===== Provided records

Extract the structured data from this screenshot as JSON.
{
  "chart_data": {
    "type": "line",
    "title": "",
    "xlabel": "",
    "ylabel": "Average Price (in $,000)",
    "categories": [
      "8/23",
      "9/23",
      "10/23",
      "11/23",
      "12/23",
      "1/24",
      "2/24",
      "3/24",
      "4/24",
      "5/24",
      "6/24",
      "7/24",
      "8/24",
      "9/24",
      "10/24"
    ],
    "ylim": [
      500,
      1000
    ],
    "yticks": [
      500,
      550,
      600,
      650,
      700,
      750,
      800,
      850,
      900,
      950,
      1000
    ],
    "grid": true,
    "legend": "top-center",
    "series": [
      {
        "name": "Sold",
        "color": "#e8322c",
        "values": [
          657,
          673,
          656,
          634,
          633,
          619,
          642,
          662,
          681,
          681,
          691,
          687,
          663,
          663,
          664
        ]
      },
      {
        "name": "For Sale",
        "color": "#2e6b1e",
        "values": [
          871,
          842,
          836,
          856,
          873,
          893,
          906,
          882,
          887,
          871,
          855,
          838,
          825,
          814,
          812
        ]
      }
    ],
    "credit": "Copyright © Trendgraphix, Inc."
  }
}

==========

To be done:
Repeat the material above in full, exactly as it stands.

Full answer:
Extract the structured data from this screenshot as JSON.
{
  "chart_data": {
    "type": "line",
    "title": "",
    "xlabel": "",
    "ylabel": "Average Price (in $,000)",
    "categories": [
      "8/23",
      "9/23",
      "10/23",
      "11/23",
      "12/23",
      "1/24",
      "2/24",
      "3/24",
      "4/24",
      "5/24",
      "6/24",
      "7/24",
      "8/24",
      "9/24",
      "10/24"
    ],
    "ylim": [
      500,
      1000
    ],
    "yticks": [
      500,
      550,
      600,
      650,
      700,
      750,
      800,
      850,
      900,
      950,
      1000
    ],
    "grid": true,
    "legend": "top-center",
    "series": [
      {
        "name": "Sold",
        "color": "#e8322c",
        "values": [
          657,
          673,
          656,
          634,
          633,
          619,
          642,
          662,
          681,
          681,
          691,
          687,
          663,
          663,
          664
        ]
      },
      {
        "name": "For Sale",
        "color": "#2e6b1e",
        "values": [
          871,
          842,
          836,
          856,
          873,
          893,
          906,
          882,
          887,
          871,
          855,
          838,
          825,
          814,
          812
        ]
      }
    ],
    "credit": "Copyright © Trendgraphix, Inc."
  }
}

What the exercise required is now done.